Objective: Gather the lines from the material that contain "lloia".

Data entries:
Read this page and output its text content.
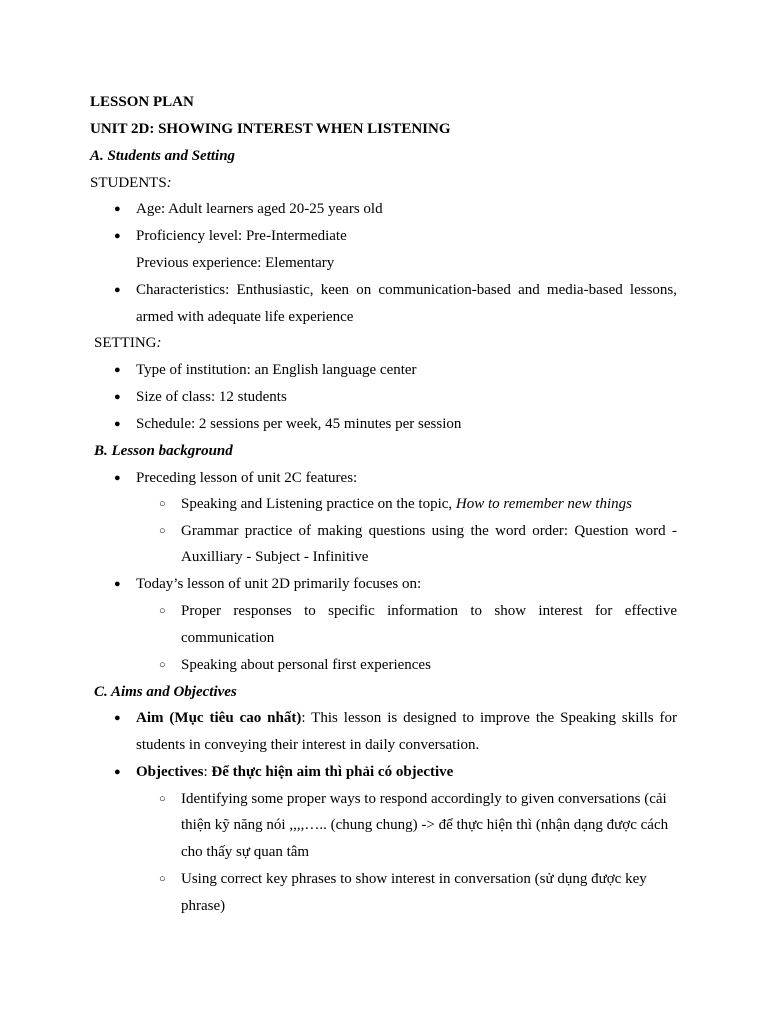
LESSON PLAN
UNIT 2D: SHOWING INTEREST WHEN LISTENING
A. Students and Setting
STUDENTS:
● Age: Adult learners aged 20-25 years old
● Proficiency level: Pre-Intermediate
Previous experience: Elementary
● Characteristics: Enthusiastic, keen on communication-based and media-based lessons,
armed with adequate life experience
SETTING:
● Type of institution: an English language center
● Size of class: 12 students
● Schedule: 2 sessions per week, 45 minutes per session
B. Lesson background
● Preceding lesson of unit 2C features:
○ Speaking and Listening practice on the topic, How to remember new things
○ Grammar practice of making questions using the word order: Question word -
Auxilliary - Subject - Infinitive
● Today’s lesson of unit 2D primarily focuses on:
○ Proper responses to specific information to show interest for effective
communication
○ Speaking about personal first experiences
C. Aims and Objectives
● Aim (Mục tiêu cao nhất): This lesson is designed to improve the Speaking skills for
students in conveying their interest in daily conversation.
● Objectives: Để thực hiện aim thì phải có objective
○ Identifying some proper ways to respond accordingly to given conversations (cải
thiện kỹ năng nói ,,,,….. (chung chung) -> để thực hiện thì (nhận dạng được cách
cho thấy sự quan tâm
○ Using correct key phrases to show interest in conversation (sử dụng được key
phrase)
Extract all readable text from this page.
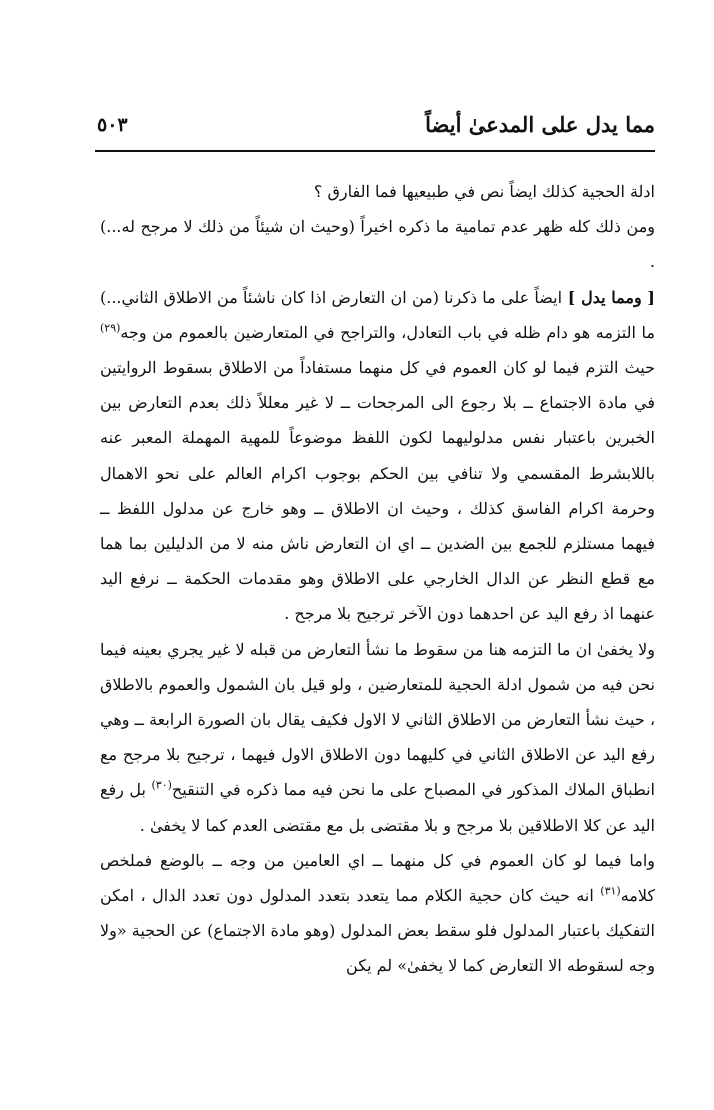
مما يدل على المدعىٰ أيضاً
٥٠٣

ادلة الحجية كذلك ايضاً نص في طبيعيها فما الفارق ؟

ومن ذلك كله ظهر عدم تمامية ما ذكره اخيراً (وحيث ان شيئاً من ذلك لا مرجح له...) .

[ ومما يدل ] ايضاً على ما ذكرنا (من ان التعارض اذا كان ناشئاً من الاطلاق الثاني...) ما التزمه هو دام ظله في باب التعادل، والتراجح في المتعارضين بالعموم من وجه$^{(٢٩)}$ حيث التزم فيما لو كان العموم في كل منهما مستفاداً من الاطلاق بسقوط الروايتين في مادة الاجتماع ــ بلا رجوع الى المرجحات ــ لا غير معللاً ذلك بعدم التعارض بين الخبرين باعتبار نفس مدلوليهما لكون اللفظ موضوعاً للمهية المهملة المعبر عنه باللابشرط المقسمي ولا تنافي بين الحكم بوجوب اكرام العالم على نحو الاهمال وحرمة اكرام الفاسق كذلك ، وحيث ان الاطلاق ــ وهو خارج عن مدلول اللفظ ــ فيهما مستلزم للجمع بين الضدين ــ اي ان التعارض ناش منه لا من الدليلين بما هما مع قطع النظر عن الدال الخارجي على الاطلاق وهو مقدمات الحكمة ــ نرفع اليد عنهما اذ رفع اليد عن احدهما دون الآخر ترجيح بلا مرجح .

ولا يخفىٰ ان ما التزمه هنا من سقوط ما نشأ التعارض من قبله لا غير يجري بعينه فيما نحن فيه من شمول ادلة الحجية للمتعارضين ، ولو قيل بان الشمول والعموم بالاطلاق ، حيث نشأ التعارض من الاطلاق الثاني لا الاول فكيف يقال بان الصورة الرابعة ــ وهي رفع اليد عن الاطلاق الثاني في كليهما دون الاطلاق الاول فيهما ، ترجيح بلا مرجح مع انطباق الملاك المذكور في المصباح على ما نحن فيه مما ذكره في التنقيح$^{(٣٠)}$ بل رفع اليد عن كلا الاطلاقين بلا مرجح و بلا مقتضى بل مع مقتضى العدم كما لا يخفىٰ .

واما فيما لو كان العموم في كل منهما ــ اي العامين من وجه ــ بالوضع فملخص كلامه$^{(٣١)}$ انه حيث كان حجية الكلام مما يتعدد بتعدد المدلول دون تعدد الدال ، امكن التفكيك باعتبار المدلول فلو سقط بعض المدلول (وهو مادة الاجتماع) عن الحجية «ولا وجه لسقوطه الا التعارض كما لا يخفىٰ» لم يكن
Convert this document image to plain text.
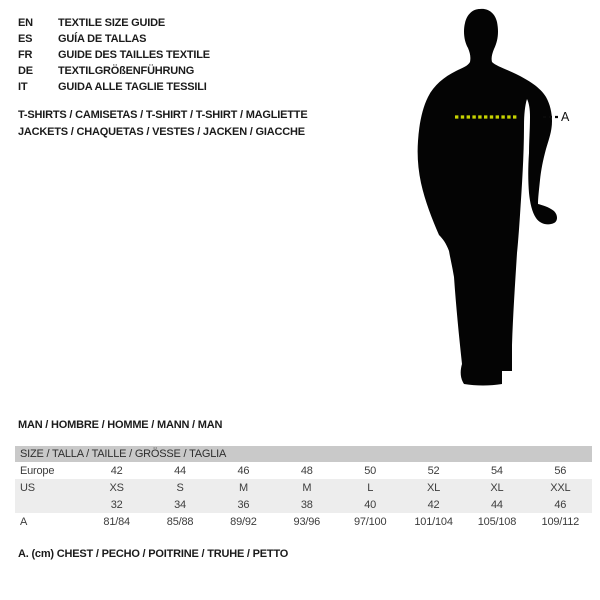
EN	TEXTILE SIZE GUIDE
ES	GUÍA DE TALLAS
FR	GUIDE DES TAILLES TEXTILE
DE	TEXTILGRÖßENFÜHRUNG
IT	GUIDA ALLE TAGLIE TESSILI
T-SHIRTS / CAMISETAS / T-SHIRT / T-SHIRT / MAGLIETTE
JACKETS / CHAQUETAS / VESTES / JACKEN / GIACCHE
A
MAN / HOMBRE / HOMME / MANN / MAN
SIZE / TALLA / TAILLE / GRÖSSE / TAGLIA								
Europe	42	44	46	48	50	52	54	56
US	XS	S	M	M	L	XL	XL	XXL
	32	34	36	38	40	42	44	46
A	81/84	85/88	89/92	93/96	97/100	101/104	105/108	109/112
A. (cm) CHEST / PECHO / POITRINE / TRUHE / PETTO
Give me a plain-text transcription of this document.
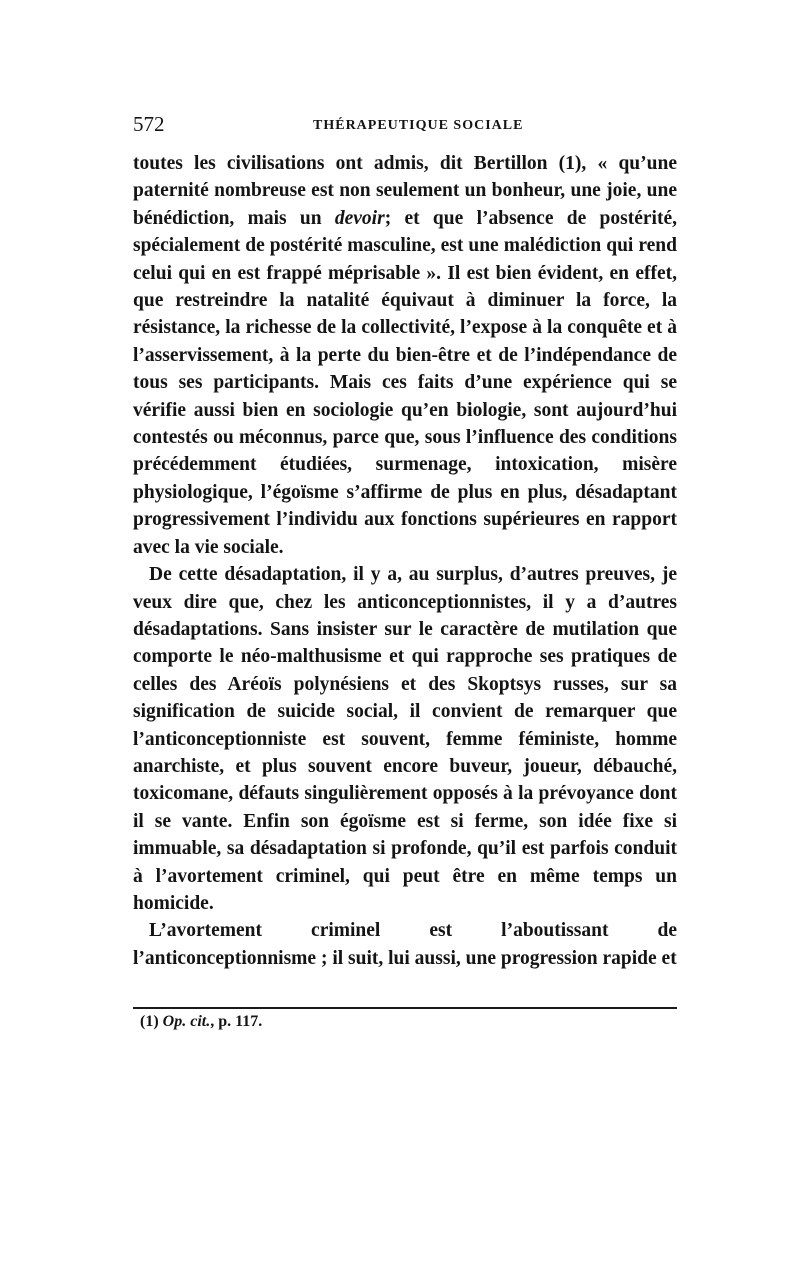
572	THÉRAPEUTIQUE SOCIALE

toutes les civilisations ont admis, dit Bertillon (1), « qu’une paternité nombreuse est non seulement un bonheur, une joie, une bénédiction, mais un devoir; et que l’absence de postérité, spécialement de postérité masculine, est une malédiction qui rend celui qui en est frappé méprisable ». Il est bien évident, en effet, que restreindre la natalité équivaut à diminuer la force, la résistance, la richesse de la collectivité, l’expose à la conquête et à l’asservissement, à la perte du bien-être et de l’indépendance de tous ses participants. Mais ces faits d’une expérience qui se vérifie aussi bien en sociologie qu’en biologie, sont aujourd’hui contestés ou méconnus, parce que, sous l’influence des conditions précédemment étudiées, surmenage, intoxication, misère physiologique, l’égoïsme s’affirme de plus en plus, désadaptant progressivement l’individu aux fonctions supérieures en rapport avec la vie sociale.

De cette désadaptation, il y a, au surplus, d’autres preuves, je veux dire que, chez les anticonceptionnistes, il y a d’autres désadaptations. Sans insister sur le caractère de mutilation que comporte le néo-malthusisme et qui rapproche ses pratiques de celles des Aréoïs polynésiens et des Skoptsys russes, sur sa signification de suicide social, il convient de remarquer que l’anticonceptionniste est souvent, femme féministe, homme anarchiste, et plus souvent encore buveur, joueur, débauché, toxicomane, défauts singulièrement opposés à la prévoyance dont il se vante. Enfin son égoïsme est si ferme, son idée fixe si immuable, sa désadaptation si profonde, qu’il est parfois conduit à l’avortement criminel, qui peut être en même temps un homicide.

L’avortement criminel est l’aboutissant de l’anticonceptionnisme ; il suit, lui aussi, une progression rapide et

(1) Op. cit., p. 117.
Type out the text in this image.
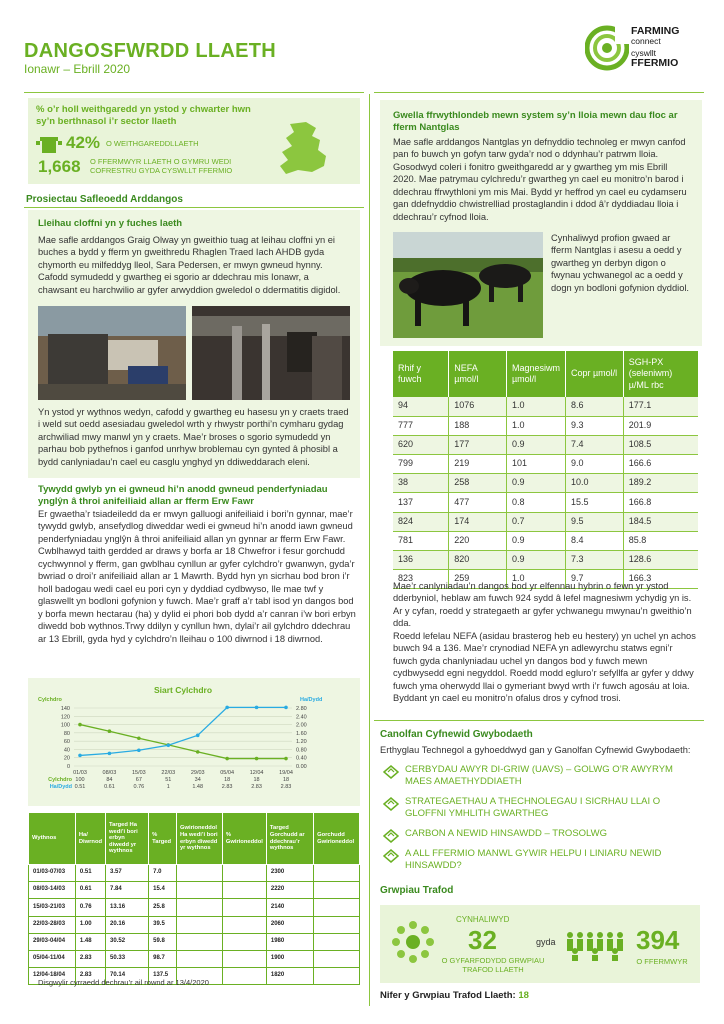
DANGOSFWRDD LLAETH
Ionawr – Ebrill 2020
FARMING
connect
cyswllt
FFERMIO
% o’r holl weithgaredd yn ystod y chwarter hwn sy’n berthnasol i’r sector llaeth
42% O WEITHGAREDDLLAETH
1,668 O FFERMWYR LLAETH O GYMRU WEDI COFRESTRU GYDA CYSWLLT FFERMIO
Prosiectau Safleoedd Arddangos
Lleihau cloffni yn y fuches laeth
Mae safle arddangos Graig Olway yn gweithio tuag at leihau cloffni yn ei buches a bydd y fferm yn gweithredu Rhaglen Traed Iach AHDB gyda chymorth eu milfeddyg lleol, Sara Pedersen, er mwyn gwneud hynny. Cafodd symudedd y gwartheg ei sgorio ar ddechrau mis Ionawr, a chawsant eu harchwilio ar gyfer arwyddion gweledol o ddermatitis digidol.
Yn ystod yr wythnos wedyn, cafodd y gwartheg eu hasesu yn y craets traed i weld sut oedd asesiadau gweledol wrth y rhwystr porthi’n cymharu gydag archwiliad mwy manwl yn y craets. Mae’r broses o sgorio symudedd yn parhau bob pythefnos i ganfod unrhyw broblemau cyn gynted â phosibl a bydd canlyniadau’n cael eu casglu ynghyd yn ddiweddarach eleni.
Tywydd gwlyb yn ei gwneud hi’n anodd gwneud penderfyniadau ynglŷn â throi anifeiliaid allan ar fferm Erw Fawr
Er gwaetha’r tsiadeiledd da er mwyn galluogi anifeiliaid i bori’n gynnar, mae’r tywydd gwlyb, ansefydlog diweddar wedi ei gwneud hi’n anodd iawn gwneud penderfyniadau ynglŷn â throi anifeiliaid allan yn gynnar ar fferm Erw Fawr. Cwblhawyd taith gerdded ar draws y borfa ar 18 Chwefror i fesur gorchudd cychwynnol y fferm, gan gwblhau cynllun ar gyfer cylchdro’r gwanwyn, gyda’r bwriad o droi’r anifeiliaid allan ar 1 Mawrth. Bydd hyn yn sicrhau bod bron i’r holl badogau wedi cael eu pori cyn y dyddiad cydbwyso, lle mae twf y glaswellt yn bodloni gofynion y fuwch. Mae’r graff a’r tabl isod yn dangos bod y borfa mewn hectarau (ha) y dylid ei phori bob dydd a’r canran i’w bori erbyn diwedd bob wythnos.Trwy ddilyn y cynllun hwn, dylai’r ail gylchdro ddechrau ar 13 Ebrill, gyda hyd y cylchdro’n lleihau o 100 diwrnod i 18 diwrnod.
Siart Cylchdro
Cylchdro	Ha/Dydd
0	0.00
20	0.40
40	0.80
60	1.20
80	1.60
100	2.00
120	2.40
140	2.80
01/03	08/03	15/03	22/03	29/03	05/04	12/04	19/04
Cylchdro 100	84	67	51	34	18	18	18
Ha/Dydd 0.51	0.61	0.76	1	1.48	2.83	2.83	2.83
Wythnos	Ha/ Diwrnod	Targed Ha wedi’i bori erbyn diwedd yr wythnos	% Targed	Gwirioneddol Ha wedi’i bori erbyn diwedd yr wythnos	% Gwirioneddol	Targed Gorchudd ar ddechrau’r wythnos	Gorchudd Gwirioneddol
01/03-07/03	0.51	3.57	7.0			2300	
08/03-14/03	0.61	7.84	15.4			2220	
15/03-21/03	0.76	13.16	25.8			2140	
22/03-28/03	1.00	20.16	39.5			2060	
29/03-04/04	1.48	30.52	59.8			1980	
05/04-11/04	2.83	50.33	98.7			1900	
12/04-18/04	2.83	70.14	137.5			1820	
Disgwylir cyrraedd dechrau’r ail rownd ar 13/4/2020
Gwella ffrwythlondeb mewn system sy’n lloia mewn dau floc ar fferm Nantglas
Mae safle arddangos Nantglas yn defnyddio technoleg er mwyn canfod pan fo buwch yn gofyn tarw gyda’r nod o ddynhau’r patrwm lloia. Gosodwyd coleri i fonitro gweithgaredd ar y gwartheg ym mis Ebrill 2020. Mae patrymau cylchredu’r gwartheg yn cael eu monitro’n barod i ddechrau ffrwythloni ym mis Mai. Bydd yr heffrod yn cael eu cydamseru gan ddefnyddio chwistrelliad prostaglandin i ddod â’r dyddiadau lloia i ddechrau’r cyfnod lloia.
Cynhaliwyd profion gwaed ar fferm Nantglas i asesu a oedd y gwartheg yn derbyn digon o fwynau ychwanegol ac a oedd y dogn yn bodloni gofynion dyddiol.
Rhif y fuwch	NEFA µmol/l	Magnesiwm µmol/l	Copr µmol/l	SGH-PX (seleniwm) µ/ML rbc
94	1076	1.0	8.6	177.1
777	188	1.0	9.3	201.9
620	177	0.9	7.4	108.5
799	219	101	9.0	166.6
38	258	0.9	10.0	189.2
137	477	0.8	15.5	166.8
824	174	0.7	9.5	184.5
781	220	0.9	8.4	85.8
136	820	0.9	7.3	128.6
823	259	1.0	9.7	166.3
Mae’r canlyniadau’n dangos bod yr elfennau hybrin o fewn yr ystod dderbyniol, heblaw am fuwch 924 sydd â lefel magnesiwm ychydig yn is. Ar y cyfan, roedd y strategaeth ar gyfer ychwanegu mwynau’n gweithio’n dda.
Roedd lefelau NEFA (asidau brasterog heb eu hesterу) yn uchel yn achos buwch 94 a 136. Mae’r crynodiad NEFA yn adlewyrchu statws egni’r fuwch gyda chanlyniadau uchel yn dangos bod y fuwch mewn cydbwysedd egni negyddol. Roedd modd egluro’r sefyllfa ar gyfer y ddwy fuwch yma oherwydd llai o gymeriant bwyd wrth i’r fuwch agosáu at loia. Byddant yn cael eu monitro’n ofalus dros y cyfnod trosi.
Canolfan Cyfnewid Gwybodaeth
Erthyglau Technegol a gyhoeddwyd gan y Ganolfan Cyfnewid Gwybodaeth:
CERBYDAU AWYR DI-GRIW (UAVS) – GOLWG O’R AWYRYM MAES AMAETHYDDIAETH
STRATEGAETHAU A THECHNOLEGAU I SICRHAU LLAI O GLOFFNI YMHLITH GWARTHEG
CARBON A NEWID HINSAWDD – TROSOLWG
A ALL FFERMIO MANWL GYWIR HELPU I LINIARU NEWID HINSAWDD?
Grwpiau Trafod
CYNHALIWYD
32
O GYFARFODYDD GRWPIAU TRAFOD LLAETH
gyda	394
O FFERMWYR
Nifer y Grwpiau Trafod Llaeth: 18
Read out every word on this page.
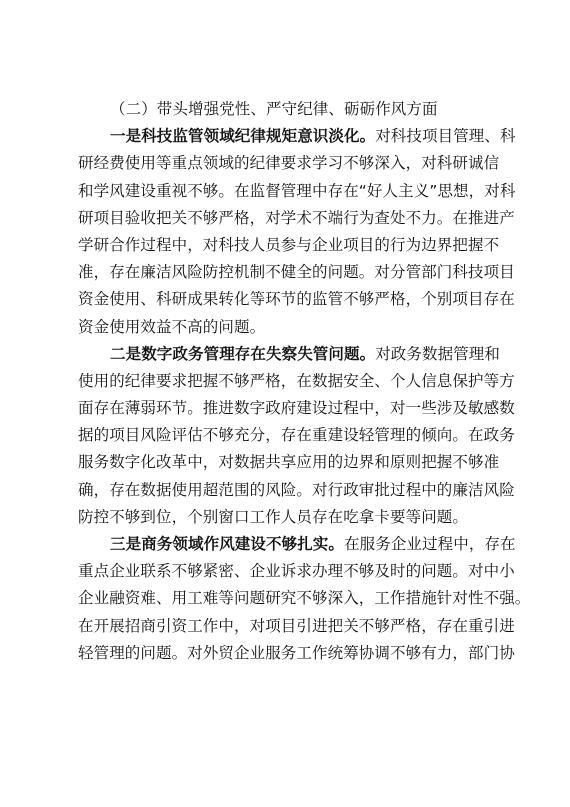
（二）带头增强党性、严守纪律、砺砺作风方面
一是科技监管领域纪律规矩意识淡化。对科技项目管理、科
研经费使用等重点领域的纪律要求学习不够深入，对科研诚信
和学风建设重视不够。在监督管理中存在“好人主义”思想，对科
研项目验收把关不够严格，对学术不端行为查处不力。在推进产
学研合作过程中，对科技人员参与企业项目的行为边界把握不
准，存在廉洁风险防控机制不健全的问题。对分管部门科技项目
资金使用、科研成果转化等环节的监管不够严格，个别项目存在
资金使用效益不高的问题。
二是数字政务管理存在失察失管问题。对政务数据管理和
使用的纪律要求把握不够严格，在数据安全、个人信息保护等方
面存在薄弱环节。推进数字政府建设过程中，对一些涉及敏感数
据的项目风险评估不够充分，存在重建设轻管理的倾向。在政务
服务数字化改革中，对数据共享应用的边界和原则把握不够准
确，存在数据使用超范围的风险。对行政审批过程中的廉洁风险
防控不够到位，个别窗口工作人员存在吃拿卡要等问题。
三是商务领域作风建设不够扎实。在服务企业过程中，存在
重点企业联系不够紧密、企业诉求办理不够及时的问题。对中小
企业融资难、用工难等问题研究不够深入，工作措施针对性不强。
在开展招商引资工作中，对项目引进把关不够严格，存在重引进
轻管理的问题。对外贸企业服务工作统筹协调不够有力，部门协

Response:
Gwella ffrwythlondeb mewn system sy’n lloia mewn dau floc ar fferm Nantglas
Mae safle arddangos Nantglas yn defnyddio technoleg er mwyn canfod pan fo buwch yn gofyn tarw gyda’r nod o ddynhau’r patrwm lloia. Gosodwyd coleri i fonitro gweithgaredd ar y gwartheg ym mis Ebrill 2020. Mae patrymau cylchredu’r gwartheg yn cael eu monitro’n barod i ddechrau ffrwythloni ym mis Mai. Bydd yr heffrod yn cael eu cydamseru gan ddefnyddio chwistrelliad prostaglandin i ddod â’r dyddiadau lloia i ddechrau’r cyfnod lloia.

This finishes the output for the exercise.